== PAGE TEXT ==

This appendix provides historical context on the evolution of database systems, particularly the rise of NoSQL databases and the continued evolution of relational systems. This material complements Chapter 1 but isn’t essential for understanding DataJoint.
Data Models for Databases¶
Databases have evolved through various data models over the decades. As Guy Harrison outlines in his 2015 book, Next Generation Databases Harrison, 2015, the database industry has experienced three major revolutions:
Pre-relational (1950-1972)
Relational (1972-2005)
The Next Generation (2005-future)
The relational data model has had a profound impact, shaping the last two revolutions in database technology. Initially, the industry embraced the relational model, which offered a structured, standardized way to organize and query data. However, as data needs evolved, the limitations of the relational model prompted the rise of alternative approaches, leading to the NoSQL revolution in the early 2000s.
The NoSQL Revolution¶
The NOSQL movement emerged in response to several key challenges:
Scalability: The need to scale databases beyond the capabilities of existing relational database management systems (RDBMS) at the time.
Diverse Data Structures: The necessity to represent data structures that are difficult to express in relational terms, such as graphs, JSON documents, and data streams.
Simplicity: The demand for simpler data models where the complexity of relational databases was unnecessary, such as key-value stores.
This revolution led to an explosion of new database architectures, each tailored to specific use cases that traditional relational databases struggled to address.
Evolution of Relational Databases¶
Despite the rise of NoSQL, relational databases have not remained static. They have evolved to incorporate new capabilities for scalability and versatility. Modern relational database management systems (RDBMS) are now highly adaptable, accommodating diverse data models and handling a wide range of data management tasks. In many cases, they can replace a variety of specialized software systems, simplifying system design.
An example of this adaptability is the growing trend of using relational databases to streamline system architectures, as highlighted in articles like “Just Use Postgres for Everything”.

===
== MATERIAL PROVIDED ==

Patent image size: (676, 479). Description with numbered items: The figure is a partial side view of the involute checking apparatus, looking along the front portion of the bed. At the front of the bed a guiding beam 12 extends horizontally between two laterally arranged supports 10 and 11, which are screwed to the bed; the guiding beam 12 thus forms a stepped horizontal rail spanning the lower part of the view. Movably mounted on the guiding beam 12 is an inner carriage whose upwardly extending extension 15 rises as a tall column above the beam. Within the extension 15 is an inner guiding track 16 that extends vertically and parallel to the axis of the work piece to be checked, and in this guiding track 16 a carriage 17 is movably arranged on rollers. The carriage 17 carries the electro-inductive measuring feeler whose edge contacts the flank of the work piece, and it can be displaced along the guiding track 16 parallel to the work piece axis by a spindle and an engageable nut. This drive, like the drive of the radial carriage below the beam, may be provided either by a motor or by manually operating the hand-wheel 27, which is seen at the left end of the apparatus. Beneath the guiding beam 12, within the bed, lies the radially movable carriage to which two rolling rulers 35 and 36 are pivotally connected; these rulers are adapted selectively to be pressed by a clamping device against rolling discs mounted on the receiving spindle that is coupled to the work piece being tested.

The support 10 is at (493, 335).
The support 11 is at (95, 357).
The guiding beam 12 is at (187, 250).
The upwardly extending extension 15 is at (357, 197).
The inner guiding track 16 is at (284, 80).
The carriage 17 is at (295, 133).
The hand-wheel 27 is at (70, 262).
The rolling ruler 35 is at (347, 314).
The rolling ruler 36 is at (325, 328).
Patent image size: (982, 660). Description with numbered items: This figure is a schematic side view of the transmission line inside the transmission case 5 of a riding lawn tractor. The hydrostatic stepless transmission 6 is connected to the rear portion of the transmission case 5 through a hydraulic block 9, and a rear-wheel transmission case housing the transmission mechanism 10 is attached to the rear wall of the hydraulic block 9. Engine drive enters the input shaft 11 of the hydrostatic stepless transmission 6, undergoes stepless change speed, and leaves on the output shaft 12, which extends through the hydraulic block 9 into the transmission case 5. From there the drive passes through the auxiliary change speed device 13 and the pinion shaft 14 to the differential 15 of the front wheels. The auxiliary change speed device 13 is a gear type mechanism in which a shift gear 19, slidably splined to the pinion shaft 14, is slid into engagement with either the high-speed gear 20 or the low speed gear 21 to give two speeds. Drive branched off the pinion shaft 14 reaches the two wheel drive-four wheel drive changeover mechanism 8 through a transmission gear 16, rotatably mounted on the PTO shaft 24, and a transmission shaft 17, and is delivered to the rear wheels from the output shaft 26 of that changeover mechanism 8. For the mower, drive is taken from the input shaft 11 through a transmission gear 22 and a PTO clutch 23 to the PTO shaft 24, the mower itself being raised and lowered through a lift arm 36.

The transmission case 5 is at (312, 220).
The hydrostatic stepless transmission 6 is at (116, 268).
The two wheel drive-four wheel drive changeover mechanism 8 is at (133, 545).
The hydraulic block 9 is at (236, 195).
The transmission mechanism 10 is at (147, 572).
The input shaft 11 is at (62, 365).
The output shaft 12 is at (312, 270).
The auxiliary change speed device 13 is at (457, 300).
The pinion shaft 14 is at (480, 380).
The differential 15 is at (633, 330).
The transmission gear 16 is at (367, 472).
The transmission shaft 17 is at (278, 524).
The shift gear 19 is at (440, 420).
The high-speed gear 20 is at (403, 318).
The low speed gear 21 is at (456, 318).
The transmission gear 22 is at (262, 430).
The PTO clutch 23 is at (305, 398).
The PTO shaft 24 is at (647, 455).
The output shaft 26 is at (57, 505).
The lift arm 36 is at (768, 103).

===

**SET TASK 1:** Retype the passage of the appendix on database history that opens with the words containing "Data Models for" and closes with "Next Generation (2005-future)".
**SET TASK 2:** According to the appendix on database history, what span of years does the relational revolution cover?
The records play no part in what comes next.

**CORRECT RESPONSE 1:**
Data Models for Databases¶
Databases have evolved through various data models over the decades. As Guy Harrison outlines in his 2015 book, Next Generation Databases Harrison, 2015, the database industry has experienced three major revolutions:
Pre-relational (1950-1972)
Relational (1972-2005)
The Next Generation (2005-future)

**CORRECT RESPONSE 2:** 1972-2005